> [Quoted passage]:

Week 4

Wednesday

Problem

Delete the Middle Node of a Linked List - LeetCodeLeetCode

Solution

I won't cover the trivial solution here. Instead, I will demo the two pointers strategy. This is pretty eye-opening!

So, in short, we have two ptrs, one fast and one slow. The fast moves twice the speed of slow. So, that once fast reaches the end of the linked list, the slow will be at the middle of the linked list. (Bare me with the minus/add 1 issue)

/**
 * Definition for singly-linked list.
 * public class ListNode {
 *     int val;
 *     ListNode next;
 *     ListNode() {}
 *     ListNode(int val) { this.val = val; }
 *     ListNode(int val, ListNode next) { this.val = val; this.next = next; }
 * }
 */
class Solution {
    public ListNode deleteMiddle(ListNode head) {
        if (head.next == null) {
            return null;
        }
        ListNode fast = head;
        ListNode slow = head;
        while (true) {
            fast = fast.next;
            if (fast.next == null) {
                break;
            }
            fast = fast.next;
            if (fast.next == null) {
                break;
            }
            slow = slow.next;
        }
        slow.next = slow.next.next;
        return head;
    }
}

Thursday

Problem

Removing Stars From a String - LeetCodeLeetCode

Solution

Again, the trivial solution, which is to find the first * and then delete its left character, won't be covered because it takes $O(n^2)$ and cannot pass all the test cases. Here, will introduce two more interesting solutions.

1

Bracket matching problem

We build a "stack" using the StringBuilder. Then when we iterate through the expression,

• if we encounter * (means closed bracket), we "pop" the content of the stack (our StringBuilder).

• else, we "push" the char from the expression (open bracket) into the stack

Lastly, we just convert our stack (StringBuilder) to a String.

> [The exercise]:
Retype the Week 4 notes on the linked list and string problems word for word, in full.

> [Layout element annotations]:
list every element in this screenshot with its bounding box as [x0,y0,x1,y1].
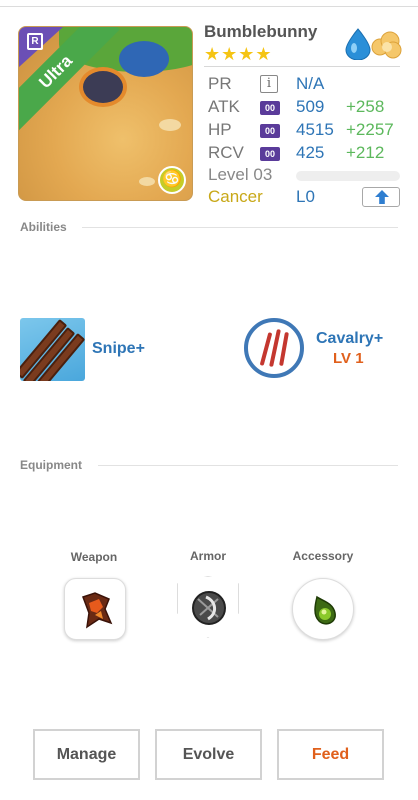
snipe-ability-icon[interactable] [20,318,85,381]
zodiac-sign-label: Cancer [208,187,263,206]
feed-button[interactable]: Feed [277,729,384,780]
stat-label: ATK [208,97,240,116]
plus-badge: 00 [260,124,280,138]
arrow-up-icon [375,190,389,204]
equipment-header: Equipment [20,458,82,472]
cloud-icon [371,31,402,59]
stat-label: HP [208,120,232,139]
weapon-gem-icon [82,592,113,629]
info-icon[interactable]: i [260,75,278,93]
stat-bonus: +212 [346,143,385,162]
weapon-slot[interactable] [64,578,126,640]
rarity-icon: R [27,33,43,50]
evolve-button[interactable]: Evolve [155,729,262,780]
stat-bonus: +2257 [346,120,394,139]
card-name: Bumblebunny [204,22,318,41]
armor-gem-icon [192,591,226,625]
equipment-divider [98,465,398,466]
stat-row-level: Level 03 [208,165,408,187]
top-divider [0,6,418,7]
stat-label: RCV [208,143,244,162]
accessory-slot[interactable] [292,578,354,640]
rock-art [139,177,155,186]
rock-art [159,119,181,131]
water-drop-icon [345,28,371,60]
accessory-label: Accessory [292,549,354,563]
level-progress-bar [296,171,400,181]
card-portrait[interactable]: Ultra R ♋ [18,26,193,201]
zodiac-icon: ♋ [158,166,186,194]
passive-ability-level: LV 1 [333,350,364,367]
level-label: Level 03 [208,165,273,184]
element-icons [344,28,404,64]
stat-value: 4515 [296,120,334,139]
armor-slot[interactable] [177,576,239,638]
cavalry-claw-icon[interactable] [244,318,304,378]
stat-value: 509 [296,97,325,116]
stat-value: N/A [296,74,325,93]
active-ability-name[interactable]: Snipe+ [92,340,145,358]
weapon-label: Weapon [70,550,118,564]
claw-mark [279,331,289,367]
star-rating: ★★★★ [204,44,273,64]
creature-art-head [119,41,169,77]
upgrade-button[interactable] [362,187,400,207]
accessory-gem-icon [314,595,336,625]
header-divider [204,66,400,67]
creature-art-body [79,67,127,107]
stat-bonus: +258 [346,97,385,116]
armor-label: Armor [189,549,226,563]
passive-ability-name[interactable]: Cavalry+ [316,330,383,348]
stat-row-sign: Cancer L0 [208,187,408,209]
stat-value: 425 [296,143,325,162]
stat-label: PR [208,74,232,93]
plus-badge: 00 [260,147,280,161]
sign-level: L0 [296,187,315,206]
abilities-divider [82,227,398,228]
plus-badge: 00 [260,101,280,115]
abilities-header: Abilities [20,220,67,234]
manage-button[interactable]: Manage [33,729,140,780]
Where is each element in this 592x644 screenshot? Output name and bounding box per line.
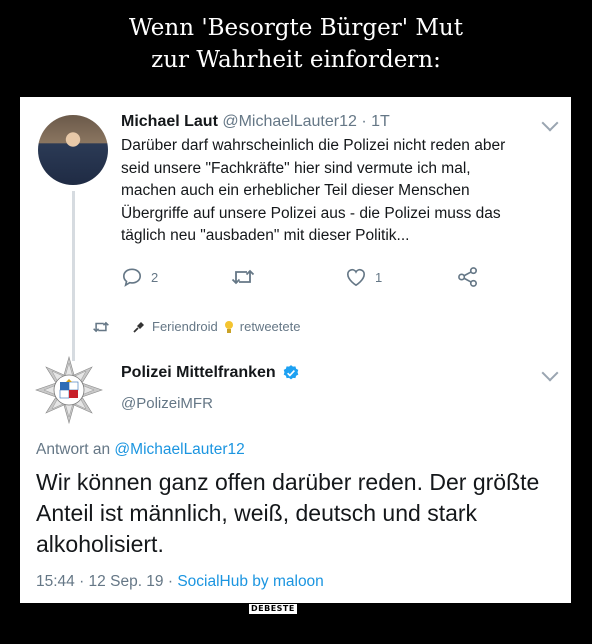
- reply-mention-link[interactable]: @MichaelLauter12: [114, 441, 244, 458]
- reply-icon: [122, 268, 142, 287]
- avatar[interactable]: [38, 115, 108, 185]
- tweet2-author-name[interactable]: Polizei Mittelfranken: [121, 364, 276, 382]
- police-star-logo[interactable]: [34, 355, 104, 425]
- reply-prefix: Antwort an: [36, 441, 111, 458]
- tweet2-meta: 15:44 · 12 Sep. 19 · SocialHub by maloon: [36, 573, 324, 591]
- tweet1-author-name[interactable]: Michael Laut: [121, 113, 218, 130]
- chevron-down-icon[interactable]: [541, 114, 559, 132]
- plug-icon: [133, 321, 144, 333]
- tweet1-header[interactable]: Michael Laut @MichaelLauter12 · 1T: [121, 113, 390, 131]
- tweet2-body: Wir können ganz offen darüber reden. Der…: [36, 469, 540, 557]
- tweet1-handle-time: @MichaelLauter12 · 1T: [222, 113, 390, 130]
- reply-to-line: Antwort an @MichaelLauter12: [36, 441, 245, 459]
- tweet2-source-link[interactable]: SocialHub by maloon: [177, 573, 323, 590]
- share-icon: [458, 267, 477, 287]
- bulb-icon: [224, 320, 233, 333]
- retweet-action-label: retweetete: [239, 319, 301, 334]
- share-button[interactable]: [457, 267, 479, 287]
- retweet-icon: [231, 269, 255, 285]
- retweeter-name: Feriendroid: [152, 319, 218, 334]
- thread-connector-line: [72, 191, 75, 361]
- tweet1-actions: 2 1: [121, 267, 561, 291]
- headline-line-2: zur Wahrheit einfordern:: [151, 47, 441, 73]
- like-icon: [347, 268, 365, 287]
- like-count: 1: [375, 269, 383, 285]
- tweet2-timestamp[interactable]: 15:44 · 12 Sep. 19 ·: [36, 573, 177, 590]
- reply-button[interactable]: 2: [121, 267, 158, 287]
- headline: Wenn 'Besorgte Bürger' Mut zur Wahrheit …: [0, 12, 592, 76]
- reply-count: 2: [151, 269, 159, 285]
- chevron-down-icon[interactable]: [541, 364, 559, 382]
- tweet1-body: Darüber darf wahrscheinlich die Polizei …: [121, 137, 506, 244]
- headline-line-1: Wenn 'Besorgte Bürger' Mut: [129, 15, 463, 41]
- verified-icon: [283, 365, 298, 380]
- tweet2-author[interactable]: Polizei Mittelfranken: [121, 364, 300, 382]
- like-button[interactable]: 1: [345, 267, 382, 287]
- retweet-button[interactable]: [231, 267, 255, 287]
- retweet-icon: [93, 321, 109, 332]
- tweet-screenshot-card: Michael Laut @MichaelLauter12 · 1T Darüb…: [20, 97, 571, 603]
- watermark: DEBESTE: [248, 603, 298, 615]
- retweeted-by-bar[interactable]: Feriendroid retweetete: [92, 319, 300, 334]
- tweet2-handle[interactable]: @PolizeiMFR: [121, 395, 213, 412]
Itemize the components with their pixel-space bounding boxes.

* * *

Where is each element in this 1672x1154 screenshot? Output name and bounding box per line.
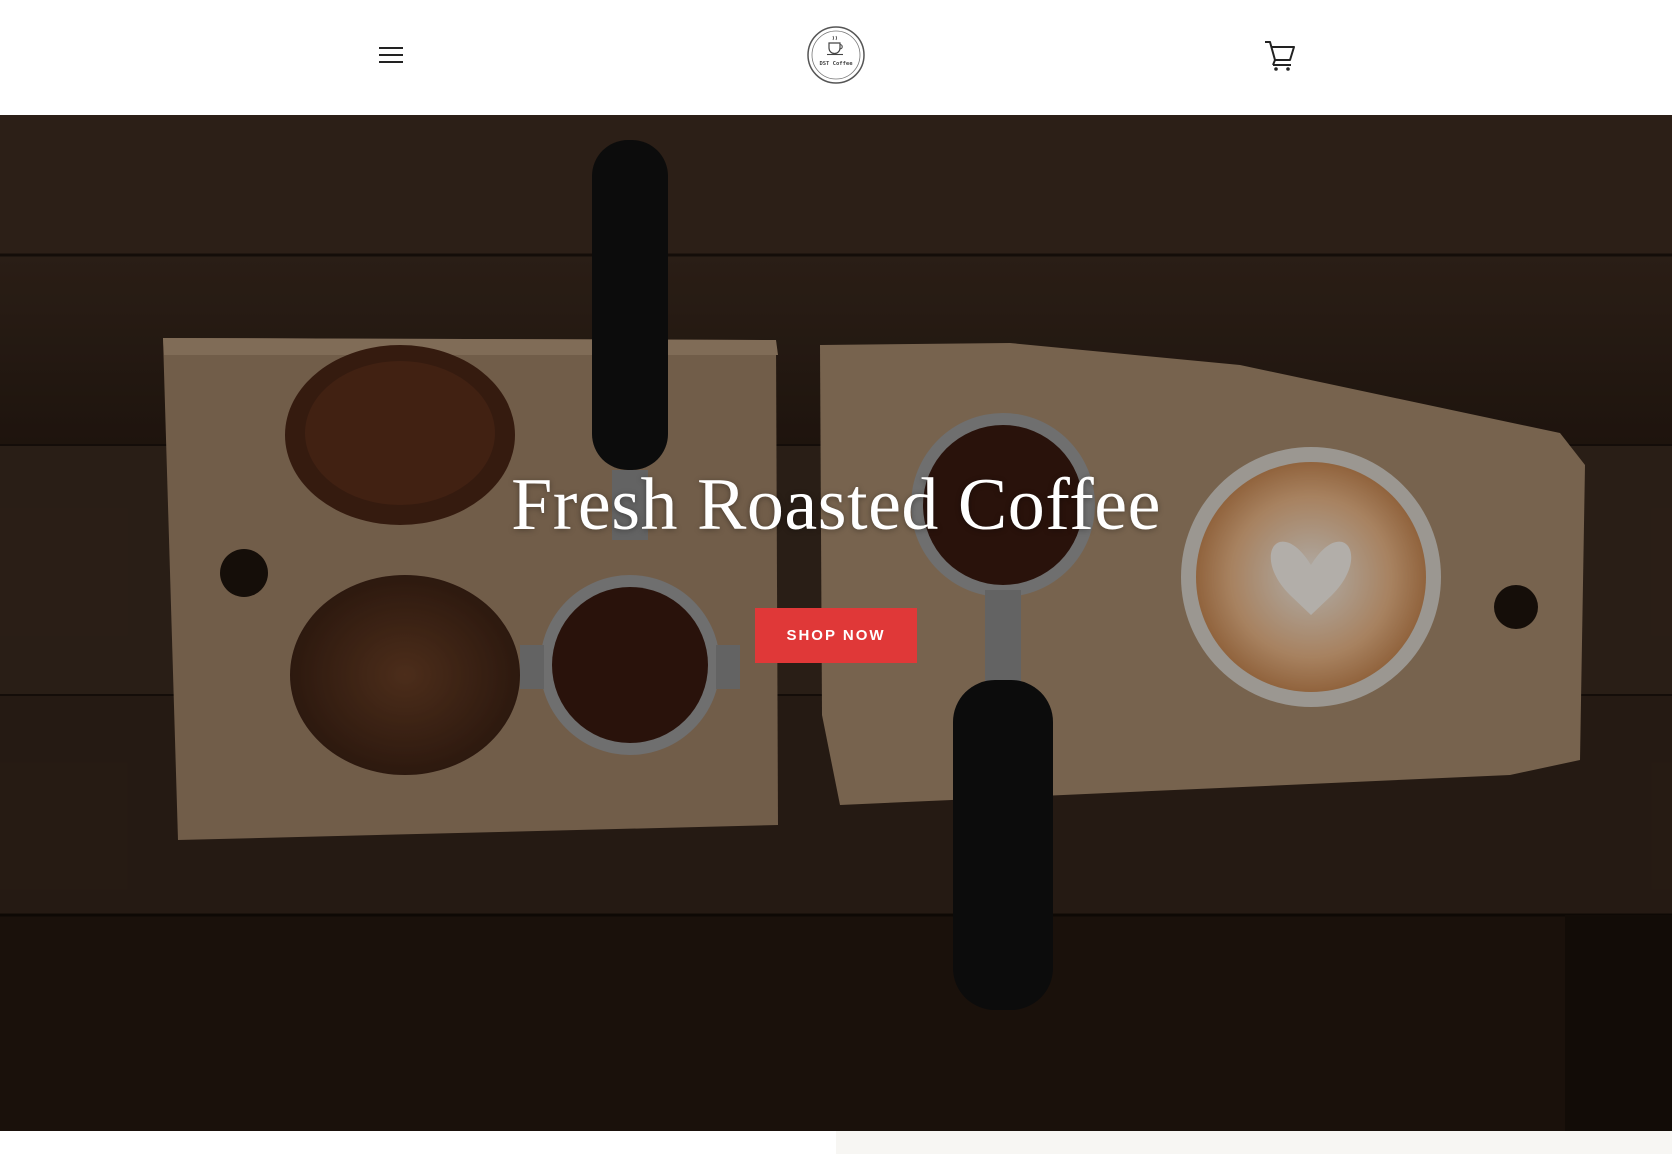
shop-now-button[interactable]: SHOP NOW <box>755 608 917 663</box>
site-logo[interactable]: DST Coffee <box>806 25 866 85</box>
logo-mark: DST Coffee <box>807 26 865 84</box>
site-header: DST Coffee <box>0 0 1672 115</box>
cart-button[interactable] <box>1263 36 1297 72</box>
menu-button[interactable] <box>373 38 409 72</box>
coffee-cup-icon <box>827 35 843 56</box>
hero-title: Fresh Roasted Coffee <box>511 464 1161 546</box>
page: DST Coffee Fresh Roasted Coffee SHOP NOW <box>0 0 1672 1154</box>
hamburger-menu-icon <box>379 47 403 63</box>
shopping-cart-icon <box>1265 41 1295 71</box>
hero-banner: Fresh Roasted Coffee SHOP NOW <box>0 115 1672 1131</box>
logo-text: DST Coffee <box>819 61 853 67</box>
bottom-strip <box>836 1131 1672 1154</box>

...

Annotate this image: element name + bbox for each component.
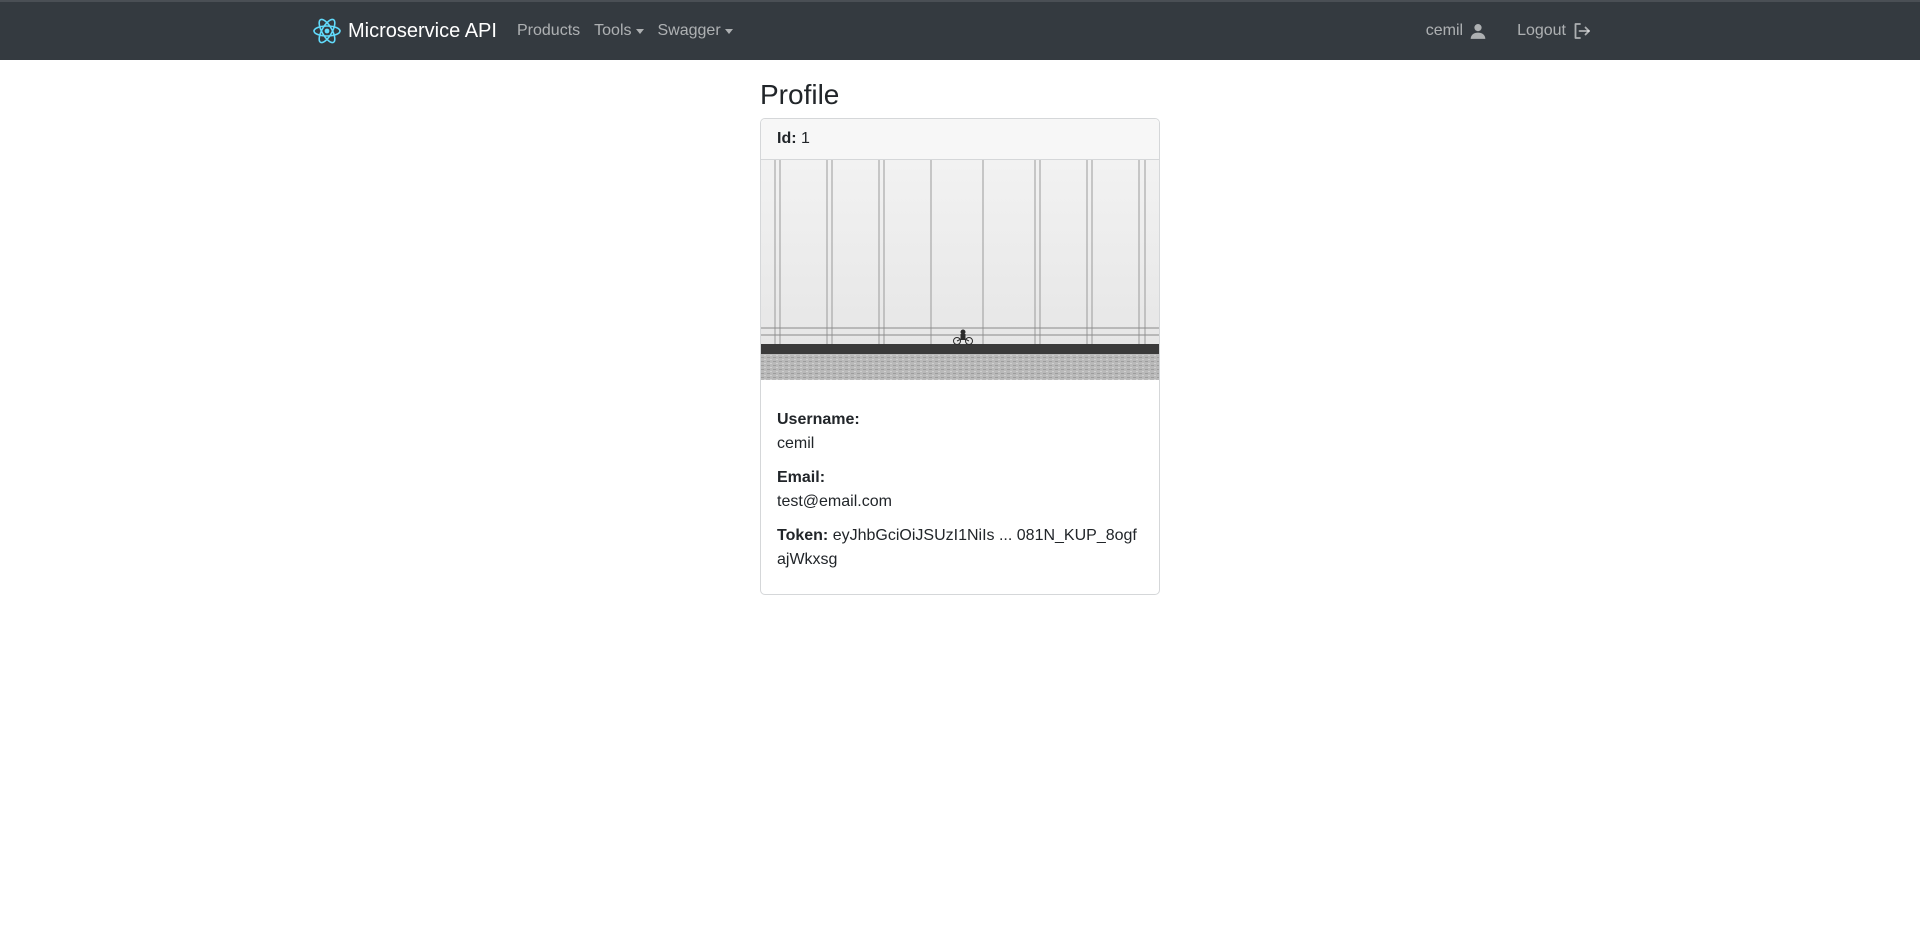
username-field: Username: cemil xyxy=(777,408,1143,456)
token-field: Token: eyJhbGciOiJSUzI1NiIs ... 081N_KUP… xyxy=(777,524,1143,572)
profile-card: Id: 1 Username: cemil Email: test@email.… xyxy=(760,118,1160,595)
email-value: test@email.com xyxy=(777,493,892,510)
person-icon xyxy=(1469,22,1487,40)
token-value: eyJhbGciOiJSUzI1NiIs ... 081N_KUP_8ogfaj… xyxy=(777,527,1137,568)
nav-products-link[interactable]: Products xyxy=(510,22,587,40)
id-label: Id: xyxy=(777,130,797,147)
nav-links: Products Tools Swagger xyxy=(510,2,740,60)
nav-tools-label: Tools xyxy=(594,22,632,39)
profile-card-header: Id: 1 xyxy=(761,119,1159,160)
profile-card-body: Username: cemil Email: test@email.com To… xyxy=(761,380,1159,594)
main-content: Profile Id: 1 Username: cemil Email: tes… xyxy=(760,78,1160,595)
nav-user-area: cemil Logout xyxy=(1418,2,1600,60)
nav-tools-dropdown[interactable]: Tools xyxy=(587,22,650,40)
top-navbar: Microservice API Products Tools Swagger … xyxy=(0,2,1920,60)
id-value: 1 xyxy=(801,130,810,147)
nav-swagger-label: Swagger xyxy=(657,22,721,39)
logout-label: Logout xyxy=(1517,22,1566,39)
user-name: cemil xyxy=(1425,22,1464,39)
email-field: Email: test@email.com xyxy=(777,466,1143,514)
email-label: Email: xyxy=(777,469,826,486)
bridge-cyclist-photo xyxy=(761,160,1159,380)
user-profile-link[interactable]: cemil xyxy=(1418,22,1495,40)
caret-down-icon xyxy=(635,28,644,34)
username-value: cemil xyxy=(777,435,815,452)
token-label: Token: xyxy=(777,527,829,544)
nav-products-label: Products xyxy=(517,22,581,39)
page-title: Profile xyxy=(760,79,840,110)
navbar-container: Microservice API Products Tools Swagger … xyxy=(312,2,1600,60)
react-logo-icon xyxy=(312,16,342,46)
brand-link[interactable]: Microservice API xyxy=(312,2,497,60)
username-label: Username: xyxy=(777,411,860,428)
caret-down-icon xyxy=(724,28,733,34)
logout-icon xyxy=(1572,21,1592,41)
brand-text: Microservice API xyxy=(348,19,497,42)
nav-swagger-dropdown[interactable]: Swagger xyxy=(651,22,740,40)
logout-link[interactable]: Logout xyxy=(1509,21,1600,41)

> [Expected output]:
Week 4

Wednesday

Problem

Delete the Middle Node of a Linked List - LeetCodeLeetCode

Solution

I won't cover the trivial solution here. Instead, I will demo the two pointers strategy. This is pretty eye-opening!

So, in short, we have two ptrs, one fast and one slow. The fast moves twice the speed of slow. So, that once fast reaches the end of the linked list, the slow will be at the middle of the linked list. (Bare me with the minus/add 1 issue)

/**
 * Definition for singly-linked list.
 * public class ListNode {
 *     int val;
 *     ListNode next;
 *     ListNode() {}
 *     ListNode(int val) { this.val = val; }
 *     ListNode(int val, ListNode next) { this.val = val; this.next = next; }
 * }
 */
class Solution {
    public ListNode deleteMiddle(ListNode head) {
        if (head.next == null) {
            return null;
        }
        ListNode fast = head;
        ListNode slow = head;
        while (true) {
            fast = fast.next;
            if (fast.next == null) {
                break;
            }
            fast = fast.next;
            if (fast.next == null) {
                break;
            }
            slow = slow.next;
        }
        slow.next = slow.next.next;
        return head;
    }
}

Thursday

Problem

Removing Stars From a String - LeetCodeLeetCode

Solution

Again, the trivial solution, which is to find the first * and then delete its left character, won't be covered because it takes $O(n^2)$ and cannot pass all the test cases. Here, will introduce two more interesting solutions.

1

Bracket matching problem

We build a "stack" using the StringBuilder. Then when we iterate through the expression,

• if we encounter * (means closed bracket), we "pop" the content of the stack (our StringBuilder).

• else, we "push" the char from the expression (open bracket) into the stack

Lastly, we just convert our stack (StringBuilder) to a String.